TEXT:
★ ★ ★ ★ ★ ★ ★

Historical review of the Science of
Microbiology
Robert Hook – 1665 – Englishman, used a
primitive compound (two magnifying lenses)
microscope, reported that life’s smallest
units were little boxes – Cells, his work
started the process of the development of
the Cell theory of life

Hook’s microscope

Antoni Van Leeuwenhoek –1673 -
probably the first person to observe living
cells with a simple microscope, amateur
scientist, ground his own lenses and
described what we know today as bacteria –
rod shaped , spiral shaped , etc.
“animalcules”

Antoni Van Leeuwenhoek

Francesco Redi
Francesco Redi – 1668 – opposed the
prevailing theory of Spontaneous Generation,
maggots in meat , He used covered jars to
show that maggots came from flies –strong
evidence against spontaneous generation
Now we teach the theory of Biogenesis –
Life comes from Life
But issue of Spontaneous Generation was
actively believed for many more years

Francesco Redi

Edward Jenner
Edward Jenner is credited with first vaccine – in
epidemics of smallpox during the late 1700’s he observed
that milk maids didn’t get the disease, cattle had a similar
disease – cowpox, milk maids had cow pox lesions, but
not small pox, he purposefully took scrapings from cowpox
blister and scraped a 8 year old volunteer. With the
material – child got mild illness but not small pox,
Vaccination comes from Latin word “vacca” meaning cow.
Jenner laid the foundation for Pasteur’s later work with
other vaccinations.
(Vaccinia virus similar to Variola smallpox virus, today a
possible bioterror weapon – genetically engineered
variola?)

Jenner and vaccination

Louis Pasteur
Pasteur – French sceintist that dealt the death blow to the
spontaneous generation theory.
He devised the ingenious curved necked flasks that
prevented contaminated air from reaching boiled beef broth
– the broth remained uncontaminated even though
exposed to the air
He was very lucky – no endopores present, or it would
have failed
(resitant to boiling)

Louis Pasteur 2..
1. He developed process we call Pasteuriztion –
he heated wine to kill contaminating microbes –
cured sick wine (today we heat treatment to kill
pathogens in milk also)

★ ★ ★ ★ ★ ★ ★

REQUIREMENT: Reproduce word for word the part of the microbiology history text starting at "He devised the" and ending at "Louis Pasteur 2..".

★ ★ ★ ★ ★ ★ ★

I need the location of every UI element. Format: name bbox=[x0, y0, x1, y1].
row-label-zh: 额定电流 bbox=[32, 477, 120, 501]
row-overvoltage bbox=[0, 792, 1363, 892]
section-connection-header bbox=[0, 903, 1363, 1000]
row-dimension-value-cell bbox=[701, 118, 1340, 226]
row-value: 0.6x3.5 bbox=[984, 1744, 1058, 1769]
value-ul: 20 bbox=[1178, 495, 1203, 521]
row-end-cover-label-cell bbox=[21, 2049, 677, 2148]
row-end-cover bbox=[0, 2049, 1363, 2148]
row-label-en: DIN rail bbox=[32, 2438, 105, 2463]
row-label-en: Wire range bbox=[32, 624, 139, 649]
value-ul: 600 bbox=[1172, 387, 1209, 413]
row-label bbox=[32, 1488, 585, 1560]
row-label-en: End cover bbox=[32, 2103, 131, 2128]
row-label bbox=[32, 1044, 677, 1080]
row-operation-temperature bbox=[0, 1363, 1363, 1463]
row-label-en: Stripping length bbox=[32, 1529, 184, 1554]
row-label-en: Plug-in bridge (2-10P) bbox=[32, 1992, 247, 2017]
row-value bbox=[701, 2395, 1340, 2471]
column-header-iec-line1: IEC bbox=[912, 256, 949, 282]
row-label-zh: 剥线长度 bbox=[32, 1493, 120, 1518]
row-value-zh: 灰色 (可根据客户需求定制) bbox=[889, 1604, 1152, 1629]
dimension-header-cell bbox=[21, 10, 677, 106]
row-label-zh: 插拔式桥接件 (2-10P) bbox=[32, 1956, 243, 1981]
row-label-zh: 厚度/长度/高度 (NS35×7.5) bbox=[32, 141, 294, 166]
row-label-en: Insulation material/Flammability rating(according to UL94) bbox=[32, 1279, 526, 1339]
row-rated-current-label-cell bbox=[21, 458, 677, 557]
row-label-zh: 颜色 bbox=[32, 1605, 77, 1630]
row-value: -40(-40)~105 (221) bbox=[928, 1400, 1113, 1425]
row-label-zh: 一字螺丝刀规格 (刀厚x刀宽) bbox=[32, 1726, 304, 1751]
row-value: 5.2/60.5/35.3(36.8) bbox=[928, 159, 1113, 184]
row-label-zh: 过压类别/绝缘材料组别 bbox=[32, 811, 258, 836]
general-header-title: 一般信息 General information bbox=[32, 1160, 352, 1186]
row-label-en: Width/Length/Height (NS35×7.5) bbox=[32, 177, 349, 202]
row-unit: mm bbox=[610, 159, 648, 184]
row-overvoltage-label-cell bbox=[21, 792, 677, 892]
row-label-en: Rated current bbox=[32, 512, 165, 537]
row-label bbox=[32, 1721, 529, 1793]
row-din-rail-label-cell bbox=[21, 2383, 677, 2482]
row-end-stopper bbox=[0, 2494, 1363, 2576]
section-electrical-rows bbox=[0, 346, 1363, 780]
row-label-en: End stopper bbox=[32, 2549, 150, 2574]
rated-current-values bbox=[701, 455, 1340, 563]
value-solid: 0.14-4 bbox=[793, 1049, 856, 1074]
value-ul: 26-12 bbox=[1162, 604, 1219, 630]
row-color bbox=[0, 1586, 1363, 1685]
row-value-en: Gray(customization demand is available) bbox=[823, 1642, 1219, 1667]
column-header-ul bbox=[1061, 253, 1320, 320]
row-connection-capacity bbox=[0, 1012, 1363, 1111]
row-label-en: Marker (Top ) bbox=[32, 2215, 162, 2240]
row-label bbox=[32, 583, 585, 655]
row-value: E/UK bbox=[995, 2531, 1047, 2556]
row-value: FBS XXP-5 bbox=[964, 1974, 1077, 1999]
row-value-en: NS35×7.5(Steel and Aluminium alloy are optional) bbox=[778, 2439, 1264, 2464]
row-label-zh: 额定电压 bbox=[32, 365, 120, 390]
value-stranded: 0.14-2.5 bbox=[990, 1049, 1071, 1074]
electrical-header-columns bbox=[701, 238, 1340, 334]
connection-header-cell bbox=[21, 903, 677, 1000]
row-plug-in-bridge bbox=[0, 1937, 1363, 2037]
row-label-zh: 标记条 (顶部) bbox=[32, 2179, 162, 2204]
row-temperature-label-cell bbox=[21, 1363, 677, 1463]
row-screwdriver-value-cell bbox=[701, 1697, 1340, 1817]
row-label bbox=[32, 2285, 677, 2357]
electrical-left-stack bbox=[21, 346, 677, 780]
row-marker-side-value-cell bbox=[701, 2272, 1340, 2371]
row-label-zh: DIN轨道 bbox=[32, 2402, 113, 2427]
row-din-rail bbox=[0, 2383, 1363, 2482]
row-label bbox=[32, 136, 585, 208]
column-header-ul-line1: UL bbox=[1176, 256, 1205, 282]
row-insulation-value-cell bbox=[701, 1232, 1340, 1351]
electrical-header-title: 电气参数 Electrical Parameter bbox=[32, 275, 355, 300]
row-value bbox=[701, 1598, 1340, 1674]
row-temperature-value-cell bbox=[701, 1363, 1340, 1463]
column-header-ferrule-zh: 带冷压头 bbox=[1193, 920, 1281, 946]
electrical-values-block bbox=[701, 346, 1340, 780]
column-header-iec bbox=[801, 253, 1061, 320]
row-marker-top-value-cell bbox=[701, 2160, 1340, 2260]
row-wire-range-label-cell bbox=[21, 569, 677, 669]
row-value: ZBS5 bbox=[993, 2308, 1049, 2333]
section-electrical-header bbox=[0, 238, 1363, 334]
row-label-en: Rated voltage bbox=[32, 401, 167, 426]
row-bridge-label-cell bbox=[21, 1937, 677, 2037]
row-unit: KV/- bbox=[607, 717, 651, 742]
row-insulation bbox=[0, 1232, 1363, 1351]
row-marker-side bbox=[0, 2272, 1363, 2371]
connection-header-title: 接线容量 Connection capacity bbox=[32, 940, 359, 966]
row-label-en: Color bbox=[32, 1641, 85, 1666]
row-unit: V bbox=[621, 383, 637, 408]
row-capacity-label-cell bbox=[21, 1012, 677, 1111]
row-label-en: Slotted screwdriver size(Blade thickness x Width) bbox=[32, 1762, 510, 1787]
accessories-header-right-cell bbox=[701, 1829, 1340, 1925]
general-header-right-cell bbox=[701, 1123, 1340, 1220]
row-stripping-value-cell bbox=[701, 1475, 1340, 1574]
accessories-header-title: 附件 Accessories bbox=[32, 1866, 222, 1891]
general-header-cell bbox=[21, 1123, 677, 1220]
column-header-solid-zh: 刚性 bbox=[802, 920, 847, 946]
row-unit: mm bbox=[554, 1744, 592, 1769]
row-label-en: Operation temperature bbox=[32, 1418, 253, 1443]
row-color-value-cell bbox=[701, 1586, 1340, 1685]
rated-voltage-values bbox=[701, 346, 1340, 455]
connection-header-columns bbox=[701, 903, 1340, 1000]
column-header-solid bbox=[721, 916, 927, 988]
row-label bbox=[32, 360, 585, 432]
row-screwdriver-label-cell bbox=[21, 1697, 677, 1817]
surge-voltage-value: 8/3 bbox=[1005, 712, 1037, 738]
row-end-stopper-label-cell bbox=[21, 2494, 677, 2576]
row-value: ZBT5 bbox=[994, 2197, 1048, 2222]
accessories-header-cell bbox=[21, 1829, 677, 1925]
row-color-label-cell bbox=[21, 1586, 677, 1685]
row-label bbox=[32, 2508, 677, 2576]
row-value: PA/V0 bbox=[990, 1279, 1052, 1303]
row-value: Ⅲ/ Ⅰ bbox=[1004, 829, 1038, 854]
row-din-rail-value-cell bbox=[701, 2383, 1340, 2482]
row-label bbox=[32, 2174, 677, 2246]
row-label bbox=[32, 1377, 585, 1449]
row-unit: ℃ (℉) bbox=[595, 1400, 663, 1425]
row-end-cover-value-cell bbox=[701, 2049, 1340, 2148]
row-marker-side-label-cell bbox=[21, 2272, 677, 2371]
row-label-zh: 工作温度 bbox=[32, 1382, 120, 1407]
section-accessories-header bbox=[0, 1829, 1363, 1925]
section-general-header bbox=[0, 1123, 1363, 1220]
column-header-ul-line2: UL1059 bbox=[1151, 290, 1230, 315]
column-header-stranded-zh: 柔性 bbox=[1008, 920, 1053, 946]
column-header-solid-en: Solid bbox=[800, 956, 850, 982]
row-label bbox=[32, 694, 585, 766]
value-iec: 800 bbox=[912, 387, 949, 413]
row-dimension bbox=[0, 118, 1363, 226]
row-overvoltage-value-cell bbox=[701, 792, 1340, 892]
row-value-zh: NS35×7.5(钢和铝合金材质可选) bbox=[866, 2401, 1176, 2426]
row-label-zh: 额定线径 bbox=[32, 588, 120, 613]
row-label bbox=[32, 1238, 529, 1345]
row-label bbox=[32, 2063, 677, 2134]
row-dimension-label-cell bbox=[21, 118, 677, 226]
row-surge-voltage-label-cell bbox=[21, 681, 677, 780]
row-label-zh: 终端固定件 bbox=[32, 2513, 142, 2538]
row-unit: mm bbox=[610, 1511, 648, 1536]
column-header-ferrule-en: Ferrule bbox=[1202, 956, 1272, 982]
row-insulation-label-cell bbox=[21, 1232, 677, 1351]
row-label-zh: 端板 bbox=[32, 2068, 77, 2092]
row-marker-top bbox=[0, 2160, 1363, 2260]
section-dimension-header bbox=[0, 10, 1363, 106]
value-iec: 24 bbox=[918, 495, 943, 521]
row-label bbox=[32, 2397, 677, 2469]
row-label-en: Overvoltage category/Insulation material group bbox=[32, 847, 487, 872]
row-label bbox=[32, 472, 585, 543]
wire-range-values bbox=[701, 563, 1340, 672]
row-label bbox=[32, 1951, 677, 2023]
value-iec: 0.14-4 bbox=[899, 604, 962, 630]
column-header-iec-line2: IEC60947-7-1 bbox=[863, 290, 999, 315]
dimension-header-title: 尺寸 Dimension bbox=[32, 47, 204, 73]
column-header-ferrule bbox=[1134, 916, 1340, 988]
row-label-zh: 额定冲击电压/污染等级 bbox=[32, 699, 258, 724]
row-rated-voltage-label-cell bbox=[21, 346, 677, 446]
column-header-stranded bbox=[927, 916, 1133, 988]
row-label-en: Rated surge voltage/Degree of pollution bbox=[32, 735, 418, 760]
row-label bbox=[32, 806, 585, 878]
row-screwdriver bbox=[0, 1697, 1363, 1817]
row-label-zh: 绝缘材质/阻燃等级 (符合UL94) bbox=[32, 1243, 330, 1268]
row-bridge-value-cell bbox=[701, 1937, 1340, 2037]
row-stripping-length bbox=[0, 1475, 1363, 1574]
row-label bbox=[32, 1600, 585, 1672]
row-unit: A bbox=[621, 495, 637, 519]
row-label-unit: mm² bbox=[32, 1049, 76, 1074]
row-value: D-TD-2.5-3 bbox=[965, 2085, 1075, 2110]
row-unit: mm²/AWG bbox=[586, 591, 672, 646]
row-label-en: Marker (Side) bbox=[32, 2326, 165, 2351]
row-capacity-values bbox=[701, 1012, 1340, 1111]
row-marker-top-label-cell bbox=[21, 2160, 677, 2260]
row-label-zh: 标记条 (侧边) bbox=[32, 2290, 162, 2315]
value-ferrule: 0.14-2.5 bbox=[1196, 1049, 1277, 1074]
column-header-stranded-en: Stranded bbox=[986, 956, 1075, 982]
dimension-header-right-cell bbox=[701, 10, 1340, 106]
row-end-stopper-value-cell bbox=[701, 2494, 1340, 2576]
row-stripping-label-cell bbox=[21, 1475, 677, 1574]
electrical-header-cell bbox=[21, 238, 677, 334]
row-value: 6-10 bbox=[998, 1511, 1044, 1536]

★ ★ ★ ★ ★ ★ ★

TASK OUTPUT:
He devised the ingenious curved necked flasks that
prevented contaminated air from reaching boiled beef broth
– the broth remained uncontaminated even though
exposed to the air
He was very lucky – no endopores present, or it would
have failed
(resitant to boiling)

Louis Pasteur 2..